(Element box records)
-- start --
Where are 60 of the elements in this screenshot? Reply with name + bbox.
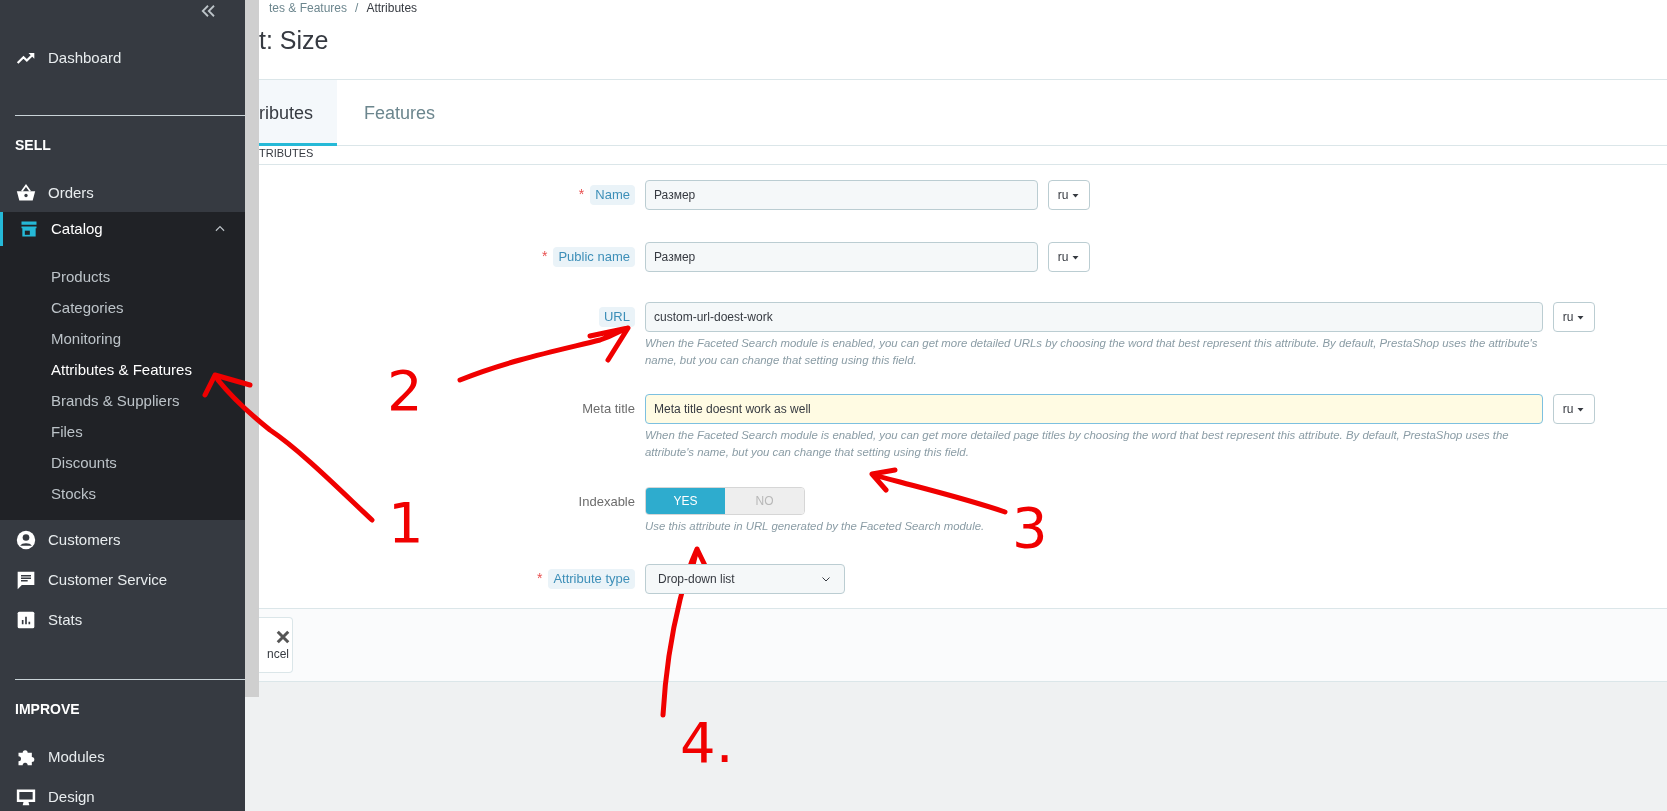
input-field[interactable]: custom-url-doest-work [645, 302, 1543, 332]
annotation-number: 1 [388, 495, 424, 551]
bar-chart-icon [16, 610, 36, 630]
language-dropdown[interactable]: ru [1553, 302, 1595, 332]
basket-icon [16, 182, 36, 203]
store-icon [19, 219, 39, 239]
field-label: Attribute type [548, 569, 635, 589]
required-mark: * [578, 185, 585, 203]
input-field[interactable]: Размер [645, 180, 1038, 210]
page-title: t: Size [259, 25, 330, 55]
sidebar-item[interactable]: Orders [0, 173, 245, 212]
field-label: URL [599, 307, 635, 327]
sidebar-item[interactable]: Design [0, 777, 245, 811]
chat-icon [16, 570, 36, 590]
language-dropdown[interactable]: ru [1048, 242, 1090, 272]
required-mark: * [542, 247, 548, 265]
annotation-number: 4. [680, 715, 734, 771]
sidebar-item[interactable]: Stats [0, 600, 245, 640]
field-label: Name [590, 185, 635, 205]
input-field[interactable]: Meta title doesnt work as well [645, 394, 1543, 424]
collapse-icon [199, 2, 217, 20]
breadcrumb-link[interactable]: Attributes [366, 1, 418, 14]
submenu-item[interactable]: Discounts [0, 447, 245, 478]
help-text: Use this attribute in URL generated by the Faceted Search module. [645, 519, 986, 534]
required-mark: * [536, 569, 543, 587]
card-heading: TRIBUTES [259, 146, 1667, 165]
annotation-number: 3 [1012, 500, 1048, 556]
field-label: Indexable [578, 493, 635, 511]
language-dropdown[interactable]: ru [1553, 394, 1595, 424]
tab[interactable]: Features [337, 80, 463, 146]
help-text: When the Faceted Search module is enabled, you can get more detailed page titles by choosing the word that best represent this attribute. By default, PrestaShop uses the attribute's name, but you can change that setting using this field. [645, 428, 1510, 460]
breadcrumb-link[interactable]: tes & Features [269, 1, 348, 14]
submenu-item[interactable]: Files [0, 416, 245, 447]
tab[interactable]: ributes [259, 80, 338, 146]
field-label: Meta title [582, 400, 635, 418]
submenu-item[interactable]: Monitoring [0, 323, 245, 354]
submenu-item[interactable]: Brands & Suppliers [0, 385, 245, 416]
sidebar-item[interactable]: Customer Service [0, 560, 245, 600]
select-dropdown[interactable]: Drop-down list [645, 564, 845, 594]
scrollbar[interactable] [245, 0, 259, 697]
sidebar-item[interactable]: Customers [0, 520, 245, 560]
breadcrumb-separator: / [355, 1, 359, 14]
submenu-item[interactable]: Stocks [0, 478, 245, 509]
user-circle-icon [16, 530, 36, 550]
help-text: When the Faceted Search module is enabled, you can get more detailed URLs by choosing the word that best represent this attribute. By default, PrestaShop uses the attribute's name, but you can change that setting using this field. [645, 336, 1539, 368]
input-field[interactable]: Размер [645, 242, 1038, 272]
section-heading: SELL [14, 136, 52, 155]
close-icon [274, 628, 292, 646]
sidebar-item[interactable]: Modules [0, 737, 245, 777]
annotation-number: 2 [387, 363, 423, 419]
field-label: Public name [553, 247, 635, 267]
sidebar-item[interactable]: Dashboard [0, 38, 245, 78]
puzzle-icon [16, 747, 36, 767]
language-dropdown[interactable]: ru [1048, 180, 1090, 210]
submenu-item[interactable]: Products [0, 261, 245, 292]
cancel-button[interactable]: ncel [259, 617, 293, 673]
section-heading: IMPROVE [14, 700, 81, 719]
monitor-icon [16, 787, 36, 807]
submenu-item[interactable]: Categories [0, 292, 245, 323]
submenu-item[interactable]: Attributes & Features [0, 354, 245, 385]
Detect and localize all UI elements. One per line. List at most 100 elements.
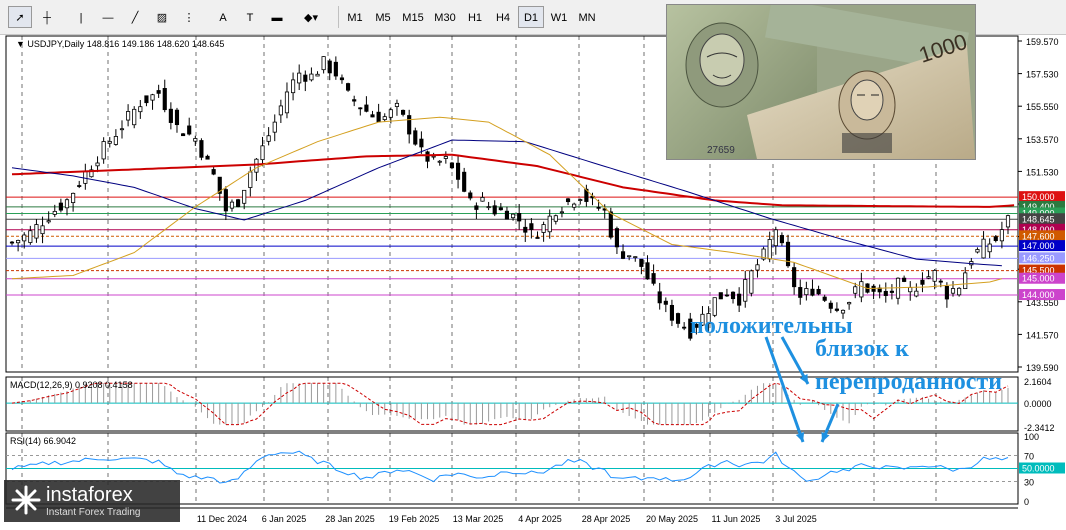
-- end --
Write out all of the lines above again, word for word, and leave out the pictures.

• _RESULT_
Where are 60 of the elements in this screenshot? Reply with name + bbox.
input-field[interactable]: custom-url-doest-work [645, 302, 1543, 332]
annotation-number: 1 [388, 495, 424, 551]
bar-chart-icon [16, 610, 36, 630]
language-dropdown[interactable]: ru [1553, 302, 1595, 332]
basket-icon [16, 182, 36, 203]
store-icon [19, 219, 39, 239]
field-label: Attribute type [548, 569, 635, 589]
required-mark: * [578, 185, 585, 203]
input-field[interactable]: Размер [645, 180, 1038, 210]
page-title: t: Size [259, 25, 330, 55]
sidebar-item[interactable]: Orders [0, 173, 245, 212]
field-label: URL [599, 307, 635, 327]
sidebar-item[interactable]: Design [0, 777, 245, 811]
chat-icon [16, 570, 36, 590]
language-dropdown[interactable]: ru [1048, 242, 1090, 272]
required-mark: * [542, 247, 548, 265]
annotation-number: 4. [680, 715, 734, 771]
sidebar-item[interactable]: Stats [0, 600, 245, 640]
field-label: Name [590, 185, 635, 205]
input-field[interactable]: Meta title doesnt work as well [645, 394, 1543, 424]
collapse-icon [199, 2, 217, 20]
breadcrumb-link[interactable]: Attributes [366, 1, 418, 14]
submenu-item[interactable]: Discounts [0, 447, 245, 478]
help-text: Use this attribute in URL generated by the Faceted Search module. [645, 519, 986, 534]
required-mark: * [536, 569, 543, 587]
card-heading: TRIBUTES [259, 146, 1667, 165]
annotation-number: 3 [1012, 500, 1048, 556]
field-label: Indexable [578, 493, 635, 511]
language-dropdown[interactable]: ru [1553, 394, 1595, 424]
tab[interactable]: Features [337, 80, 463, 146]
help-text: When the Faceted Search module is enabled, you can get more detailed page titles by choosing the word that best represent this attribute. By default, PrestaShop uses the attribute's name, but you can change that setting using this field. [645, 428, 1510, 460]
breadcrumb-link[interactable]: tes & Features [269, 1, 348, 14]
submenu-item[interactable]: Files [0, 416, 245, 447]
tab[interactable]: ributes [259, 80, 338, 146]
field-label: Meta title [582, 400, 635, 418]
submenu-item[interactable]: Monitoring [0, 323, 245, 354]
submenu-item[interactable]: Brands & Suppliers [0, 385, 245, 416]
sidebar-item[interactable]: Customer Service [0, 560, 245, 600]
select-dropdown[interactable]: Drop-down list [645, 564, 845, 594]
scrollbar[interactable] [245, 0, 259, 697]
sidebar-item[interactable]: Customers [0, 520, 245, 560]
breadcrumb-separator: / [355, 1, 359, 14]
submenu-item[interactable]: Stocks [0, 478, 245, 509]
user-circle-icon [16, 530, 36, 550]
help-text: When the Faceted Search module is enabled, you can get more detailed URLs by choosing the word that best represent this attribute. By default, PrestaShop uses the attribute's name, but you can change that setting using this field. [645, 336, 1539, 368]
input-field[interactable]: Размер [645, 242, 1038, 272]
section-heading: SELL [14, 136, 52, 155]
close-icon [274, 628, 292, 646]
sidebar-item[interactable]: Modules [0, 737, 245, 777]
annotation-number: 2 [387, 363, 423, 419]
field-label: Public name [553, 247, 635, 267]
sidebar-item[interactable]: Dashboard [0, 38, 245, 78]
puzzle-icon [16, 747, 36, 767]
language-dropdown[interactable]: ru [1048, 180, 1090, 210]
submenu-item[interactable]: Products [0, 261, 245, 292]
cancel-button[interactable]: ncel [259, 617, 293, 673]
section-heading: IMPROVE [14, 700, 81, 719]
monitor-icon [16, 787, 36, 807]
submenu-item[interactable]: Categories [0, 292, 245, 323]
submenu-item[interactable]: Attributes & Features [0, 354, 245, 385]
Detect and localize all UI elements. One per line. List at most 100 elements.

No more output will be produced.